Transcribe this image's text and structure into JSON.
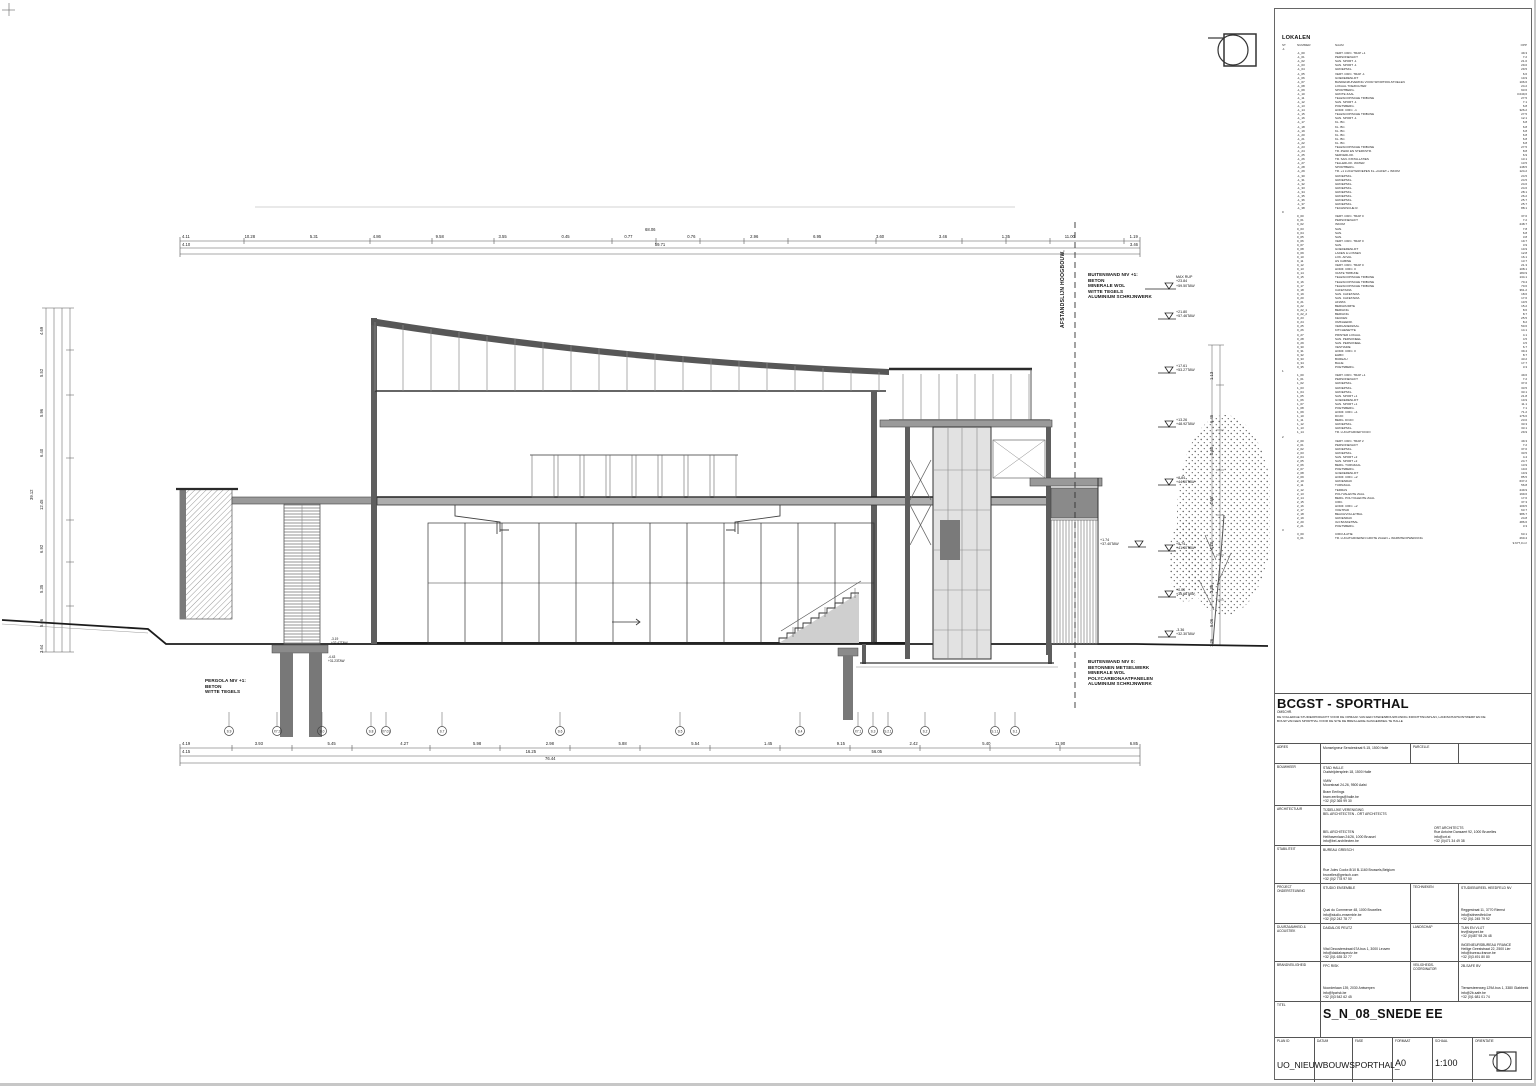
{
  "sheet": {
    "annotations": {
      "buitenwand1": "BUITENWAND NIV +1:\nBETON\nMINERALE WOL\nWITTE TEGELS\nALUMINIUM SCHRIJNWERK",
      "buitenwand0": "BUITENWAND NIV 0:\nBETONNEN METSELWERK\nMINERALE WOL\nPOLYCARBONAATPANELEN\nALUMINIUM SCHRIJNWERK",
      "pergola": "PERGOLA NIV +1:\nBETON\nWITTE TEGELS",
      "afstandslijn": "AFSTANDSLIJN HOOGBOUW,"
    },
    "levels": [
      {
        "top": "MAX RUP",
        "a": "+23.84",
        "b": "+59.50TAW"
      },
      {
        "top": "",
        "a": "+21.80",
        "b": "+57.46TAW"
      },
      {
        "top": "",
        "a": "+17.61",
        "b": "+53.27TAW"
      },
      {
        "top": "",
        "a": "+13.26",
        "b": "+48.92TAW"
      },
      {
        "top": "",
        "a": "+8.84",
        "b": "+44.50TAW"
      },
      {
        "top": "",
        "a": "+5.74",
        "b": "+41.40TAW"
      },
      {
        "top": "",
        "a": "+0.00",
        "b": "+35.66TAW"
      },
      {
        "top": "",
        "a": "-3.36",
        "b": "+32.30TAW"
      }
    ],
    "marks": {
      "mid": "+1.74\n+37.40TAW",
      "foot1": "-3.19\n+32.47TAW",
      "foot2": "-4.43\n+31.23TAW"
    },
    "dims": {
      "top_total": "68.06",
      "top1": [
        "4.11",
        "10.28",
        "5.31",
        "4.86",
        "9.58",
        "3.55",
        "0.45",
        "0.77",
        "0.76",
        "2.96",
        "6.95",
        "3.60",
        "3.46",
        "1.35",
        "11.00",
        "1.19"
      ],
      "top2": [
        "4.10",
        "59.71",
        "3.46"
      ],
      "bot1": [
        "4.19",
        "3.93",
        "5.45",
        "4.27",
        "5.98",
        "2.98",
        "5.88",
        "5.54",
        "1.45",
        "9.15",
        "2.42",
        "5.40",
        "11.90",
        "6.85"
      ],
      "bot2": [
        "4.15",
        "16.25",
        "56.05"
      ],
      "bot_total": "76.44",
      "left": [
        "4.69",
        "5.52",
        "5.96",
        "6.40",
        "12.45",
        "6.92",
        "5.35",
        "5.06",
        "3.64"
      ],
      "left_total": "39.12",
      "right": [
        "1.13",
        "6.45",
        "0.60",
        "4.65",
        "4.10",
        "3.35",
        "5.06",
        "1.26"
      ]
    },
    "grid": {
      "bubbles": [
        "S.9",
        "X7.2",
        "S.0",
        "S.8",
        "X7.01",
        "S.7",
        "S.6",
        "S.5",
        "S.4",
        "X7.1",
        "S.3",
        "S.2.1",
        "S.2",
        "S.1.1",
        "S.1"
      ]
    }
  },
  "lokalen": {
    "title": "LOKALEN",
    "headers": {
      "st": "ST",
      "nr": "NUMMER",
      "naam": "NAAM",
      "opp": "OPP"
    },
    "rows": [
      {
        "st": "-1",
        "nr": "",
        "naam": "",
        "opp": ""
      },
      {
        "st": "",
        "nr": "-1_00",
        "naam": "VERT. CIRC. TRAP +1",
        "opp": "49.3"
      },
      {
        "st": "",
        "nr": "-1_01",
        "naam": "PERSONENLIFT",
        "opp": "7.2"
      },
      {
        "st": "",
        "nr": "-1_02",
        "naam": "SAN. SPORT -1",
        "opp": "21.0"
      },
      {
        "st": "",
        "nr": "-1_03",
        "naam": "SAN. SPORT -1",
        "opp": "29.0"
      },
      {
        "st": "",
        "nr": "-1_04",
        "naam": "GROEPSKL.",
        "opp": "29.5"
      },
      {
        "st": "",
        "nr": "-1_05",
        "naam": "VERT. CIRC. TRAP -1",
        "opp": "6.6"
      },
      {
        "st": "",
        "nr": "-1_06",
        "naam": "GOEDERENLIFT",
        "opp": "10.9"
      },
      {
        "st": "",
        "nr": "-1_07",
        "naam": "BANDENZUIVERING VOOR SPORTROLSTOELEN",
        "opp": "106.6"
      },
      {
        "st": "",
        "nr": "-1_08",
        "naam": "LOKAAL TOEZICHTER",
        "opp": "24.2"
      },
      {
        "st": "",
        "nr": "-1_09",
        "naam": "SPORTBERG.",
        "opp": "93.6"
      },
      {
        "st": "",
        "nr": "-1_10",
        "naam": "GROTE ZAAL",
        "opp": "3.049,6"
      },
      {
        "st": "",
        "nr": "-1_11",
        "naam": "TELESCOPISCHE TRIBUNE",
        "opp": "27.5"
      },
      {
        "st": "",
        "nr": "-1_12",
        "naam": "SAN. SPORT -1",
        "opp": "7.1"
      },
      {
        "st": "",
        "nr": "-1_13",
        "naam": "POETSBERG.",
        "opp": "6.8"
      },
      {
        "st": "",
        "nr": "-1_14",
        "naam": "HORZ. CIRC. -1",
        "opp": "326.2"
      },
      {
        "st": "",
        "nr": "-1_15",
        "naam": "TELESCOPISCHE TRIBUNE",
        "opp": "27.5"
      },
      {
        "st": "",
        "nr": "-1_16",
        "naam": "SAN. SPORT -1",
        "opp": "12.1"
      },
      {
        "st": "",
        "nr": "-1_17",
        "naam": "KL. BC.",
        "opp": "6.8"
      },
      {
        "st": "",
        "nr": "-1_18",
        "naam": "KL. BC.",
        "opp": "6.8"
      },
      {
        "st": "",
        "nr": "-1_19",
        "naam": "KL. BC.",
        "opp": "6.8"
      },
      {
        "st": "",
        "nr": "-1_20",
        "naam": "KL. BC.",
        "opp": "6.8"
      },
      {
        "st": "",
        "nr": "-1_21",
        "naam": "KL. BC.",
        "opp": "6.8"
      },
      {
        "st": "",
        "nr": "-1_22",
        "naam": "KL. BC.",
        "opp": "6.8"
      },
      {
        "st": "",
        "nr": "-1_23",
        "naam": "TELESCOPISCHE TRIBUNE",
        "opp": "27.5"
      },
      {
        "st": "",
        "nr": "-1_24",
        "naam": "TR. ZWAK EN STERKSTR.",
        "opp": "8.8"
      },
      {
        "st": "",
        "nr": "-1_25",
        "naam": "SERVERLOK.",
        "opp": "6.9"
      },
      {
        "st": "",
        "nr": "-1_26",
        "naam": "TR. SAN. INSTALLATIES",
        "opp": "13.1"
      },
      {
        "st": "",
        "nr": "-1_27",
        "naam": "TELLERLOK. WATER",
        "opp": "13.5"
      },
      {
        "st": "",
        "nr": "-1_28",
        "naam": "SPORTBERG.",
        "opp": "148.5"
      },
      {
        "st": "",
        "nr": "-1_29",
        "naam": "TR. +1 LUCHTGROEPEN KL.+CAFET.+ INKOM",
        "opp": "124.2"
      },
      {
        "st": "",
        "nr": "-1_30",
        "naam": "GROEPSKL.",
        "opp": "24.5"
      },
      {
        "st": "",
        "nr": "-1_31",
        "naam": "GROEPSKL.",
        "opp": "24.5"
      },
      {
        "st": "",
        "nr": "-1_32",
        "naam": "GROEPSKL.",
        "opp": "24.6"
      },
      {
        "st": "",
        "nr": "-1_33",
        "naam": "GROEPSKL.",
        "opp": "24.6"
      },
      {
        "st": "",
        "nr": "-1_34",
        "naam": "GROEPSKL.",
        "opp": "28.1"
      },
      {
        "st": "",
        "nr": "-1_35",
        "naam": "GROEPSKL.",
        "opp": "26.2"
      },
      {
        "st": "",
        "nr": "-1_36",
        "naam": "GROEPSKL.",
        "opp": "25.7"
      },
      {
        "st": "",
        "nr": "-1_37",
        "naam": "GROEPSKL.",
        "opp": "25.7"
      },
      {
        "st": "",
        "nr": "-1_38",
        "naam": "TECHNISCHE R.",
        "opp": "88.1"
      },
      {
        "st": "0",
        "nr": "",
        "naam": "",
        "opp": ""
      },
      {
        "st": "",
        "nr": "0_00",
        "naam": "VERT. CIRC. TRAP 0",
        "opp": "37.0"
      },
      {
        "st": "",
        "nr": "0_01",
        "naam": "PERSONENLIFT",
        "opp": "7.2"
      },
      {
        "st": "",
        "nr": "0_02",
        "naam": "INKOM",
        "opp": "248.7"
      },
      {
        "st": "",
        "nr": "0_03",
        "naam": "SAN.",
        "opp": "7.8"
      },
      {
        "st": "",
        "nr": "0_04",
        "naam": "SAN.",
        "opp": "6.8"
      },
      {
        "st": "",
        "nr": "0_05",
        "naam": "SAN.",
        "opp": "3.8"
      },
      {
        "st": "",
        "nr": "0_06",
        "naam": "VERT. CIRC. TRAP 0",
        "opp": "19.7"
      },
      {
        "st": "",
        "nr": "0_07",
        "naam": "SAN.",
        "opp": "3.9"
      },
      {
        "st": "",
        "nr": "0_08",
        "naam": "GOEDERENLIFT",
        "opp": "10.9"
      },
      {
        "st": "",
        "nr": "0_09",
        "naam": "LADEN & LOSSEN",
        "opp": "12.8"
      },
      {
        "st": "",
        "nr": "0_10",
        "naam": "LOK. AFVAL",
        "opp": "16.1"
      },
      {
        "st": "",
        "nr": "0_11",
        "naam": "HS CABINE",
        "opp": "13.7"
      },
      {
        "st": "",
        "nr": "0_12",
        "naam": "VERT. CIRC. TRAP 0",
        "opp": "21.3"
      },
      {
        "st": "",
        "nr": "0_13",
        "naam": "HORZ. CIRC. 0",
        "opp": "108.1"
      },
      {
        "st": "",
        "nr": "0_14",
        "naam": "VASTE TRIBUNE",
        "opp": "183.9"
      },
      {
        "st": "",
        "nr": "0_15",
        "naam": "TELESCOPISCHE TRIBUNE",
        "opp": "134.1"
      },
      {
        "st": "",
        "nr": "0_16",
        "naam": "TELESCOPISCHE TRIBUNE",
        "opp": "70.4"
      },
      {
        "st": "",
        "nr": "0_17",
        "naam": "TELESCOPISCHE TRIBUNE",
        "opp": "70.6"
      },
      {
        "st": "",
        "nr": "0_18",
        "naam": "CAFETARIA",
        "opp": "361.2"
      },
      {
        "st": "",
        "nr": "0_19",
        "naam": "SAN. CAFETARIA",
        "opp": "18.6"
      },
      {
        "st": "",
        "nr": "0_20",
        "naam": "SAN. CAFETARIA",
        "opp": "17.6"
      },
      {
        "st": "",
        "nr": "0_21",
        "naam": "AFWAS",
        "opp": "10.5"
      },
      {
        "st": "",
        "nr": "0_22",
        "naam": "BERGRUIMTE",
        "opp": "15.2"
      },
      {
        "st": "",
        "nr": "0_22_1",
        "naam": "BERGING",
        "opp": "8.6"
      },
      {
        "st": "",
        "nr": "0_22_2",
        "naam": "BERGING",
        "opp": "8.7"
      },
      {
        "st": "",
        "nr": "0_23",
        "naam": "KEUKEN",
        "opp": "25.5"
      },
      {
        "st": "",
        "nr": "0_24",
        "naam": "OMKLEEDR.",
        "opp": "8.2"
      },
      {
        "st": "",
        "nr": "0_25",
        "naam": "VERGADERZAAL",
        "opp": "50.6"
      },
      {
        "st": "",
        "nr": "0_26",
        "naam": "KITCHENETTE",
        "opp": "14.1"
      },
      {
        "st": "",
        "nr": "0_27",
        "naam": "PRINTER LOKAAL",
        "opp": "4.1"
      },
      {
        "st": "",
        "nr": "0_28",
        "naam": "SAN. PERSONEEL",
        "opp": "4.5"
      },
      {
        "st": "",
        "nr": "0_29",
        "naam": "SAN. PERSONEEL",
        "opp": "4.5"
      },
      {
        "st": "",
        "nr": "0_30",
        "naam": "VESTIAIRE",
        "opp": "6.7"
      },
      {
        "st": "",
        "nr": "0_31",
        "naam": "HORZ. CIRC. 0",
        "opp": "39.4"
      },
      {
        "st": "",
        "nr": "0_32",
        "naam": "EHBO",
        "opp": "8.7"
      },
      {
        "st": "",
        "nr": "0_33",
        "naam": "BUREAU",
        "opp": "43.2"
      },
      {
        "st": "",
        "nr": "0_34",
        "naam": "BALIE",
        "opp": "17.7"
      },
      {
        "st": "",
        "nr": "0_35",
        "naam": "POETSBERG.",
        "opp": "3.3"
      },
      {
        "st": "1",
        "nr": "",
        "naam": "",
        "opp": ""
      },
      {
        "st": "",
        "nr": "1_00",
        "naam": "VERT. CIRC. TRAP +1",
        "opp": "49.6"
      },
      {
        "st": "",
        "nr": "1_01",
        "naam": "PERSONENLIFT",
        "opp": "7.2"
      },
      {
        "st": "",
        "nr": "1_02",
        "naam": "GROEPSKL.",
        "opp": "37.0"
      },
      {
        "st": "",
        "nr": "1_03",
        "naam": "GROEPSKL.",
        "opp": "33.5"
      },
      {
        "st": "",
        "nr": "1_04",
        "naam": "GROEPSKL.",
        "opp": "33.1"
      },
      {
        "st": "",
        "nr": "1_05",
        "naam": "SAN. SPORT +1",
        "opp": "21.8"
      },
      {
        "st": "",
        "nr": "1_06",
        "naam": "GOEDERENLIFT",
        "opp": "10.9"
      },
      {
        "st": "",
        "nr": "1_07",
        "naam": "SAN. SPORT +1",
        "opp": "11.1"
      },
      {
        "st": "",
        "nr": "1_08",
        "naam": "POETSBERG.",
        "opp": "7.1"
      },
      {
        "st": "",
        "nr": "1_09",
        "naam": "HORZ. CIRC. +1",
        "opp": "71.2"
      },
      {
        "st": "",
        "nr": "1_10",
        "naam": "DOJO",
        "opp": "176.6"
      },
      {
        "st": "",
        "nr": "1_11",
        "naam": "BERG. DOJO",
        "opp": "23.0"
      },
      {
        "st": "",
        "nr": "1_12",
        "naam": "GROEPSKL.",
        "opp": "33.3"
      },
      {
        "st": "",
        "nr": "1_13",
        "naam": "GROEPSKL.",
        "opp": "33.1"
      },
      {
        "st": "",
        "nr": "1_14",
        "naam": "TR. LUCHTGROEP DOJO",
        "opp": "29.9"
      },
      {
        "st": "2",
        "nr": "",
        "naam": "",
        "opp": ""
      },
      {
        "st": "",
        "nr": "2_00",
        "naam": "VERT. CIRC. TRAP 2",
        "opp": "49.3"
      },
      {
        "st": "",
        "nr": "2_01",
        "naam": "PERSONENLIFT",
        "opp": "7.2"
      },
      {
        "st": "",
        "nr": "2_02",
        "naam": "GROEPSKL.",
        "opp": "37.0"
      },
      {
        "st": "",
        "nr": "2_03",
        "naam": "GROEPSKL.",
        "opp": "33.5"
      },
      {
        "st": "",
        "nr": "2_04",
        "naam": "SAN. SPORT +2",
        "opp": "4.4"
      },
      {
        "st": "",
        "nr": "2_05",
        "naam": "SAN. SPORT +2",
        "opp": "24.7"
      },
      {
        "st": "",
        "nr": "2_06",
        "naam": "BERG. TURNZAAL",
        "opp": "13.9"
      },
      {
        "st": "",
        "nr": "2_07",
        "naam": "POETSBERG.",
        "opp": "10.0"
      },
      {
        "st": "",
        "nr": "2_08",
        "naam": "GOEDERENLIFT",
        "opp": "10.9"
      },
      {
        "st": "",
        "nr": "2_09",
        "naam": "HORZ. CIRC. +2",
        "opp": "85.5"
      },
      {
        "st": "",
        "nr": "2_10",
        "naam": "GROENDAK",
        "opp": "637.2"
      },
      {
        "st": "",
        "nr": "2_11",
        "naam": "TURNZAAL",
        "opp": "56.8"
      },
      {
        "st": "",
        "nr": "2_12",
        "naam": "TERRAS",
        "opp": "249.9"
      },
      {
        "st": "",
        "nr": "2_13",
        "naam": "POLYVALENTE ZAAL",
        "opp": "199.6"
      },
      {
        "st": "",
        "nr": "2_14",
        "naam": "BERG. POLYVALENTE ZAAL",
        "opp": "17.6"
      },
      {
        "st": "",
        "nr": "2_15",
        "naam": "CIRC.",
        "opp": "37.3"
      },
      {
        "st": "",
        "nr": "2_16",
        "naam": "HORZ. CIRC. +2",
        "opp": "109.5"
      },
      {
        "st": "",
        "nr": "2_17",
        "naam": "VOETPAD",
        "opp": "63.7"
      },
      {
        "st": "",
        "nr": "2_18",
        "naam": "BEACHVOLLEYBAL",
        "opp": "386.7"
      },
      {
        "st": "",
        "nr": "2_19",
        "naam": "GROENDAK",
        "opp": "24.8"
      },
      {
        "st": "",
        "nr": "2_20",
        "naam": "3x3 BASKETBAL",
        "opp": "486.6"
      },
      {
        "st": "",
        "nr": "2_21",
        "naam": "POETSBERG.",
        "opp": "3.3"
      },
      {
        "st": "3",
        "nr": "",
        "naam": "",
        "opp": ""
      },
      {
        "st": "",
        "nr": "3_00",
        "naam": "CIRCULATIE",
        "opp": "63.1"
      },
      {
        "st": "",
        "nr": "3_01",
        "naam": "TR. LUCHTGROEPEN GROTE ZALEN + WARMTEOPWEKKING",
        "opp": "260.4"
      },
      {
        "st": "",
        "nr": "",
        "naam": "",
        "opp": "9.677,0 m²"
      }
    ]
  },
  "titleblock": {
    "project_title": "BCGST - SPORTHAL",
    "desc_label": "OMSCHR.",
    "description": "DE VOLLEDIGE STUDIEOPDRACHT VOOR DE OPMAAK VAN EEN STEDENBOUWKUNDIG INRICHTINGSPLAN, LANDSCHAPSONTWERP EN DE\nBOUW VAN EEN SPORTHAL VOOR DE SITE DE BRES-LEIDE-SLINGERWEG TE HALLE",
    "adres_label": "ADRES",
    "adres": "Monseigneur Senciestraat 9-15, 1500 Halle",
    "parcelle_label": "PARCELLE",
    "parcelle": "",
    "bouwheer_label": "BOUWHEER",
    "bouwheer_top": "STAD HALLE\nOudstrijdersplein 18, 1500 Halle\n\nVMW\nMoorstraat 24-26, 9500 Aalst",
    "bouwheer_bottom": "Bram Eerlings\nbram.eerlings@halle.be\n+32 (0)2 365 99 30",
    "architect_label": "ARCHITECTUUR",
    "architect_tv": "TIJDELIJKE VERENIGING\nBEL ARCHITECTEN - ORT ARCHITECTS",
    "architect_left": "BEL ARCHITECTEN\nHelihavenlaan 24/26, 1000 Brussel\ninfo@bel-architecten.be",
    "architect_right": "ORT ARCHITECTS\nRue Antoine Dansaert 92, 1000 Bruxelles\ninfo@ort.st\n+32 (0)471 34 49 38",
    "stabiliteit_label": "STABILITEIT",
    "stabiliteit_name": "BUREAU GREISCH",
    "stabiliteit_addr": "Rue Jules Cockx 8/10 B-1160 Brussels,Belgium\nbruxelles@greisch.com\n+32 (0)2 778 97 50",
    "project_label": "PROJECT\nONDERSTEUNING",
    "project_name": "STUDIO ENSEMBLE",
    "project_addr": "Quai du Commerce 48, 1000 Bruxelles\ninfo@studio-ensemble.be\n+32 (0)2 242 78 77",
    "technieken_label": "TECHNIEKEN",
    "technieken_name": "STUDIEBUREEL HEEDFELD NV",
    "technieken_addr": "Reggestraat 11, 3770 Riemst\ninfo@sbheedfeld.be\n+32 (0)1 245 79 92",
    "duurzaam_label": "DUURZAAMHEID &\nACOUSTIEK",
    "duurzaam_name": "DAIDALOS PEUTZ",
    "duurzaam_addr": "Vital Decosterstraat 67A bus 1, 3000 Leuven\ninfo@daidalospeutz.be\n+32 (0)1 635 32 77",
    "landschap_label": "LANDSCHAP",
    "landschap_content": "TUIN EN VLIJT\ntev@skynet.be\n+32 (0)487 98 26 48\n\nINGENIEURSBUREAU FRANCE\nHeilige Geeststraat 22, 2500 Lier\ninfo@bureau-france.be\n+32 (0)3 491 80 80",
    "brand_label": "BRANDVEILIGHEID",
    "brand_name": "FPC RISK",
    "brand_addr": "Noorderlaan 139, 2030 Antwerpen\ninfo@fpcrisk.be\n+32 (0)3 542 62 45",
    "veilig_label": "VEILIGHEIDS-\nCOÖRDINATOR",
    "veilig_name": "2B-SAFE BV",
    "veilig_addr": "Tiensesteenweg 129A bus 1, 3380 Glabbeek\ninfo@2b-safe.be\n+32 (0)1 681 01 74",
    "titel_label": "TITEL",
    "titel": "S_N_08_SNEDE EE",
    "planid_label": "PLAN ID",
    "planid": "UO_NIEUWBOUWSPORTHAL_",
    "datum_label": "DATUM",
    "datum": "",
    "fase_label": "FASE",
    "fase": "",
    "formaat_label": "FORMAAT",
    "formaat": "A0",
    "schaal_label": "SCHAAL",
    "schaal": "1:100",
    "orientatie_label": "ORIENTATIE"
  }
}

# # #

Exercise. Report every line in the data above in which the word "ninfo" appears.

Written answer.
    "architect_left": "BEL ARCHITECTEN\nHelihavenlaan 24/26, 1000 Brussel\ninfo@bel-architecten.be",
    "architect_right": "ORT ARCHITECTS\nRue Antoine Dansaert 92, 1000 Bruxelles\ninfo@ort.st\n+32 (0)471 34 49 38",
    "project_addr": "Quai du Commerce 48, 1000 Bruxelles\ninfo@studio-ensemble.be\n+32 (0)2 242 78 77",
    "technieken_addr": "Reggestraat 11, 3770 Riemst\ninfo@sbheedfeld.be\n+32 (0)1 245 79 92",
    "duurzaam_addr": "Vital Decosterstraat 67A bus 1, 3000 Leuven\ninfo@daidalospeutz.be\n+32 (0)1 635 32 77",
    "landschap_content": "TUIN EN VLIJT\ntev@skynet.be\n+32 (0)487 98 26 48\n\nINGENIEURSBUREAU FRANCE\nHeilige Geeststraat 22, 2500 Lier\ninfo@bureau-france.be\n+32 (0)3 491 80 80",
    "brand_addr": "Noorderlaan 139, 2030 Antwerpen\ninfo@fpcrisk.be\n+32 (0)3 542 62 45",
    "veilig_addr": "Tiensesteenweg 129A bus 1, 3380 Glabbeek\ninfo@2b-safe.be\n+32 (0)1 681 01 74",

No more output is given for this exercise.